##### RAW RECORDS #####
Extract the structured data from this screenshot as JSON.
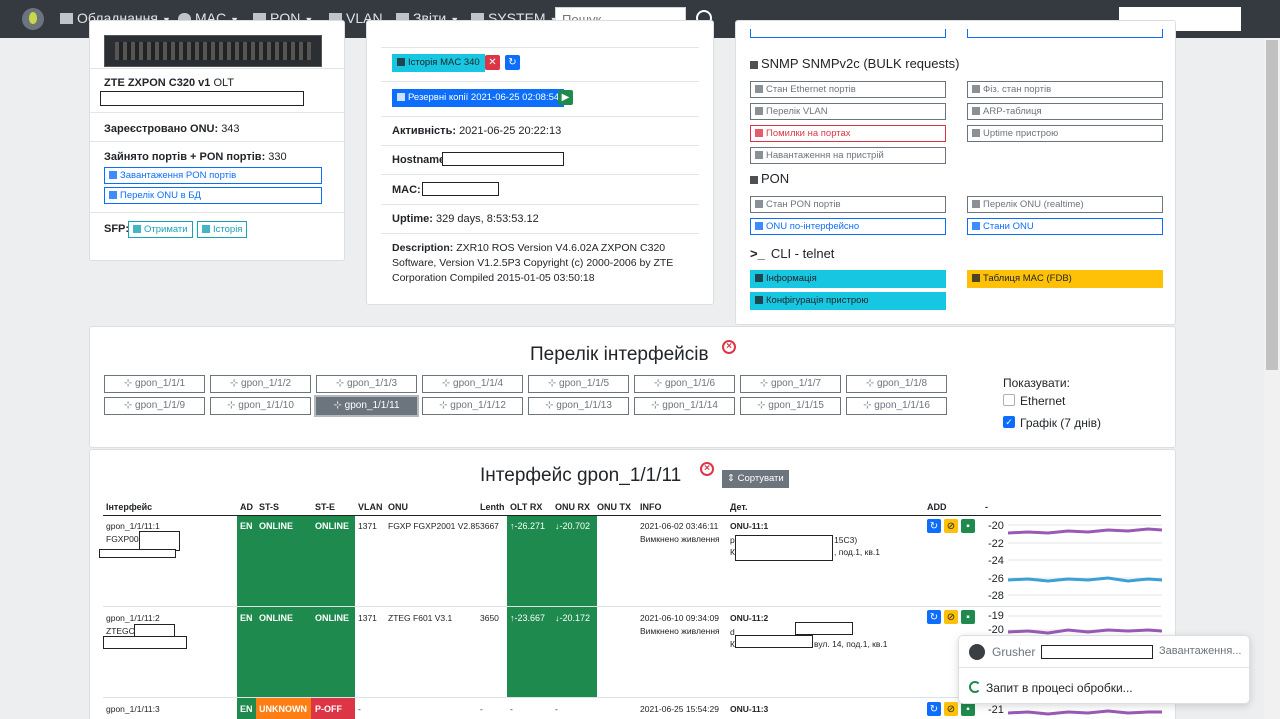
{
  "nav": {
    "items": [
      "Обладнання",
      "MAC",
      "PON",
      "VLAN",
      "Звіти",
      "SYSTEM"
    ],
    "search_placeholder": "Пошук"
  },
  "device": {
    "model": "ZTE ZXPON C320 v1",
    "type": "OLT",
    "registered_label": "Зареєстровано ONU:",
    "registered_value": "343",
    "ports_label": "Зайнято портів + PON портів:",
    "ports_value": "330",
    "btn_pon_load": "Завантаження PON портів",
    "btn_onu_list": "Перелік ONU в БД",
    "sfp_label": "SFP:",
    "btn_get": "Отримати",
    "btn_history": "Історія"
  },
  "info": {
    "btn_mac_history": "Історія MAC 340",
    "btn_backups": "Резервні копії 2021-06-25 02:08:54",
    "activity_label": "Активність:",
    "activity_value": "2021-06-25 20:22:13",
    "hostname_label": "Hostname",
    "mac_label": "MAC:",
    "uptime_label": "Uptime:",
    "uptime_value": "329 days, 8:53:53.12",
    "desc_label": "Description:",
    "desc_line1": "ZXR10 ROS Version V4.6.02A ZXPON C320",
    "desc_line2": "Software, Version V1.2.5P3 Copyright (c) 2000-2006 by ZTE",
    "desc_line3": "Corporation Compiled 2015-01-05 03:50:18"
  },
  "snmp": {
    "title": "SNMP SNMPv2c (BULK requests)",
    "btn_eth_state": "Стан Ethernet портів",
    "btn_phys_state": "Фіз. стан портів",
    "btn_vlan_list": "Перелік VLAN",
    "btn_arp": "ARP-таблиця",
    "btn_port_errors": "Помилки на портах",
    "btn_uptime": "Uptime пристрою",
    "btn_load": "Навантаження на пристрій",
    "pon_title": "PON",
    "btn_pon_state": "Стан PON портів",
    "btn_onu_realtime": "Перелік ONU (realtime)",
    "btn_onu_iface": "ONU по-інтерфейсно",
    "btn_onu_states": "Стани ONU",
    "cli_title": "CLI - telnet",
    "btn_info": "Інформація",
    "btn_mac_table": "Таблиця MAC (FDB)",
    "btn_config": "Конфігурація пристрою"
  },
  "interfaces": {
    "title": "Перелік інтерфейсів",
    "items": [
      "gpon_1/1/1",
      "gpon_1/1/2",
      "gpon_1/1/3",
      "gpon_1/1/4",
      "gpon_1/1/5",
      "gpon_1/1/6",
      "gpon_1/1/7",
      "gpon_1/1/8",
      "gpon_1/1/9",
      "gpon_1/1/10",
      "gpon_1/1/11",
      "gpon_1/1/12",
      "gpon_1/1/13",
      "gpon_1/1/14",
      "gpon_1/1/15",
      "gpon_1/1/16"
    ],
    "active": "gpon_1/1/11",
    "show_label": "Показувати:",
    "opt_ethernet": "Ethernet",
    "opt_graph": "Графік (7 днів)"
  },
  "iface_table": {
    "title": "Інтерфейс gpon_1/1/11",
    "sort_btn": "Сортувати",
    "headers": [
      "Інтерфейс",
      "AD",
      "ST-S",
      "ST-E",
      "VLAN",
      "ONU",
      "Lenth",
      "OLT RX",
      "ONU RX",
      "ONU TX",
      "INFO",
      "Дет.",
      "ADD",
      "-"
    ],
    "rows": [
      {
        "iface": "gpon_1/1/11:1",
        "serial": "FGXP004",
        "ad": "EN",
        "sts": "ONLINE",
        "ste": "ONLINE",
        "vlan": "1371",
        "onu": "FGXP FGXP2001 V2.85",
        "len": "3667",
        "olt_rx": "-26.271",
        "onu_rx": "-20.702",
        "onu_tx": "",
        "info_time": "2021-06-02 03:46:11",
        "info_text": "Вимкнено живлення",
        "det_title": "ONU-11:1",
        "det_line1": "р",
        "det_line1b": "15C3)",
        "det_line2": "К",
        "det_line2b": ", под.1, кв.1",
        "axis": [
          "-20",
          "-22",
          "-24",
          "-26",
          "-28"
        ]
      },
      {
        "iface": "gpon_1/1/11:2",
        "serial": "ZTEGC",
        "ad": "EN",
        "sts": "ONLINE",
        "ste": "ONLINE",
        "vlan": "1371",
        "onu": "ZTEG F601 V3.1",
        "len": "3650",
        "olt_rx": "-23.667",
        "onu_rx": "-20.172",
        "onu_tx": "",
        "info_time": "2021-06-10 09:34:09",
        "info_text": "Вимкнено живлення",
        "det_title": "ONU-11:2",
        "det_line1": "d",
        "det_line2": "К",
        "det_line2b": "вул. 14, под.1, кв.1",
        "axis": [
          "-19",
          "-20"
        ]
      },
      {
        "iface": "gpon_1/1/11:3",
        "ad": "EN",
        "sts": "UNKNOWN",
        "ste": "P-OFF",
        "vlan": "-",
        "len": "-",
        "olt_rx": "-",
        "onu_rx": "-",
        "info_time": "2021-06-25 15:54:29",
        "det_title": "ONU-11:3",
        "axis": [
          "-21"
        ]
      }
    ]
  },
  "toast": {
    "app_name": "Grusher",
    "status": "Завантаження...",
    "message": "Запит в процесі обробки..."
  }
}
#####
TASK DETAILS:
Working from the listing above, pick out every line that has "Ethernet" and copy it.

FULL RESPONSE:
    "btn_eth_state": "Стан Ethernet портів",
    "opt_ethernet": "Ethernet",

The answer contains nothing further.